Collected data
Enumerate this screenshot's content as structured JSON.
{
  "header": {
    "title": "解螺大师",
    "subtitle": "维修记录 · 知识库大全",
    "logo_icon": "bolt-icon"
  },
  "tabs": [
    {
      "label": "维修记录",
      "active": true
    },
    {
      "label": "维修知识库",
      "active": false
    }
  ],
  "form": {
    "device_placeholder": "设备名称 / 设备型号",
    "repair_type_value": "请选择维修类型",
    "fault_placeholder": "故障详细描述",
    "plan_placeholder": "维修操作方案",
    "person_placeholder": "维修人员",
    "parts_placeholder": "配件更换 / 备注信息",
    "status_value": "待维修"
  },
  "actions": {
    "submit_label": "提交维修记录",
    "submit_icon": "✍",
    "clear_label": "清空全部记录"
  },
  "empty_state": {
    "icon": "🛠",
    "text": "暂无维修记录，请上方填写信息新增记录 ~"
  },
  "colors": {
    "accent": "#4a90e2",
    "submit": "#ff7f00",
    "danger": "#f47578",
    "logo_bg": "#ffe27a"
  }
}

### REQUIREMENTS
Please repeat all the records above exactly as they appear.

### RESULT FOR THIS TASK
Enumerate this screenshot's content as structured JSON.
{
  "header": {
    "title": "解螺大师",
    "subtitle": "维修记录 · 知识库大全",
    "logo_icon": "bolt-icon"
  },
  "tabs": [
    {
      "label": "维修记录",
      "active": true
    },
    {
      "label": "维修知识库",
      "active": false
    }
  ],
  "form": {
    "device_placeholder": "设备名称 / 设备型号",
    "repair_type_value": "请选择维修类型",
    "fault_placeholder": "故障详细描述",
    "plan_placeholder": "维修操作方案",
    "person_placeholder": "维修人员",
    "parts_placeholder": "配件更换 / 备注信息",
    "status_value": "待维修"
  },
  "actions": {
    "submit_label": "提交维修记录",
    "submit_icon": "✍",
    "clear_label": "清空全部记录"
  },
  "empty_state": {
    "icon": "🛠",
    "text": "暂无维修记录，请上方填写信息新增记录 ~"
  },
  "colors": {
    "accent": "#4a90e2",
    "submit": "#ff7f00",
    "danger": "#f47578",
    "logo_bg": "#ffe27a"
  }
}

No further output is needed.